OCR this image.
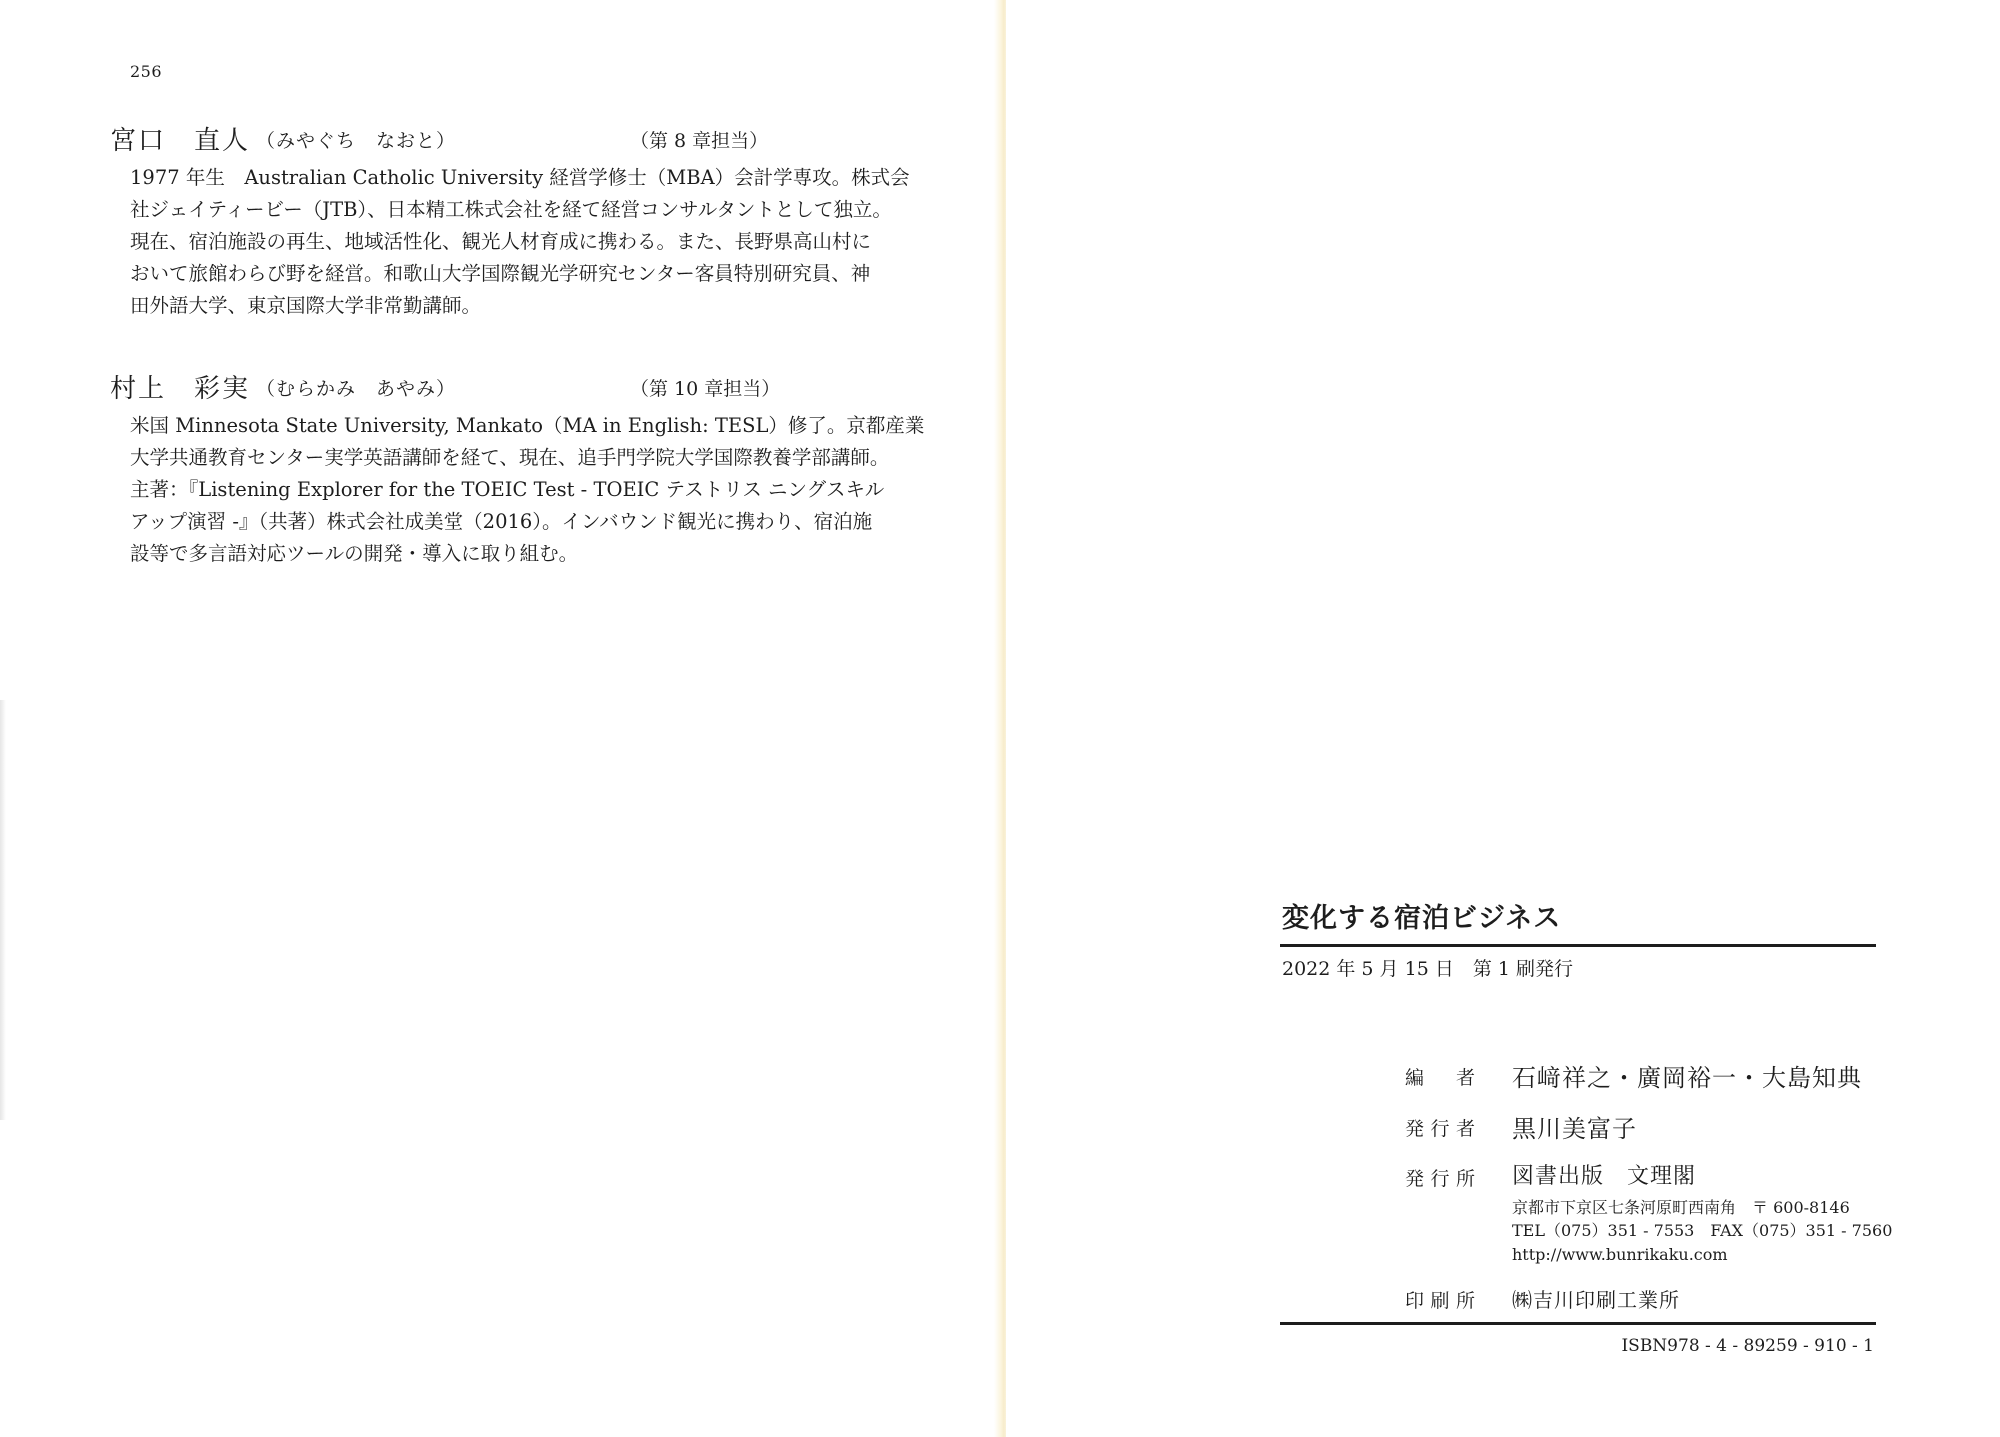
256
宮口　直人 （みやぐち　なおと）	（第 8 章担当）
1977 年生　Australian Catholic University 経営学修士（MBA）会計学専攻。株式会
社ジェイティービー（JTB）、日本精工株式会社を経て経営コンサルタントとして独立。
現在、宿泊施設の再生、地域活性化、観光人材育成に携わる。また、長野県高山村に
おいて旅館わらび野を経営。和歌山大学国際観光学研究センター客員特別研究員、神
田外語大学、東京国際大学非常勤講師。
村上　彩実 （むらかみ　あやみ）	（第 10 章担当）
米国 Minnesota State University, Mankato（MA in English: TESL）修了。京都産業
大学共通教育センター実学英語講師を経て、現在、追手門学院大学国際教養学部講師。
主著：『Listening Explorer for the TOEIC Test - TOEIC テストリス ニングスキル
アップ演習 -』（共著）株式会社成美堂（2016）。インバウンド観光に携わり、宿泊施
設等で多言語対応ツールの開発・導入に取り組む。
変化する宿泊ビジネス
2022 年 5 月 15 日　第 1 刷発行
編　者 石﨑祥之・廣岡裕一・大島知典
発行者 黒川美富子
発行所 図書出版　文理閣
京都市下京区七条河原町西南角　〒 600-8146
TEL（075）351 - 7553　FAX（075）351 - 7560
http://www.bunrikaku.com
印刷所 ㈱吉川印刷工業所
ISBN978 - 4 - 89259 - 910 - 1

◆ ◆ ◆

= What you are asked to do =
Reproduce the records above exactly, leaving out every picture they contain.

= Answer to this problem =
OCR this image.
256
宮口　直人 （みやぐち　なおと）	（第 8 章担当）
1977 年生　Australian Catholic University 経営学修士（MBA）会計学専攻。株式会
社ジェイティービー（JTB）、日本精工株式会社を経て経営コンサルタントとして独立。
現在、宿泊施設の再生、地域活性化、観光人材育成に携わる。また、長野県高山村に
おいて旅館わらび野を経営。和歌山大学国際観光学研究センター客員特別研究員、神
田外語大学、東京国際大学非常勤講師。
村上　彩実 （むらかみ　あやみ）	（第 10 章担当）
米国 Minnesota State University, Mankato（MA in English: TESL）修了。京都産業
大学共通教育センター実学英語講師を経て、現在、追手門学院大学国際教養学部講師。
主著：『Listening Explorer for the TOEIC Test - TOEIC テストリス ニングスキル
アップ演習 -』（共著）株式会社成美堂（2016）。インバウンド観光に携わり、宿泊施
設等で多言語対応ツールの開発・導入に取り組む。
変化する宿泊ビジネス
2022 年 5 月 15 日　第 1 刷発行
編　者 石﨑祥之・廣岡裕一・大島知典
発行者 黒川美富子
発行所 図書出版　文理閣
京都市下京区七条河原町西南角　〒 600-8146
TEL（075）351 - 7553　FAX（075）351 - 7560
http://www.bunrikaku.com
印刷所 ㈱吉川印刷工業所
ISBN978 - 4 - 89259 - 910 - 1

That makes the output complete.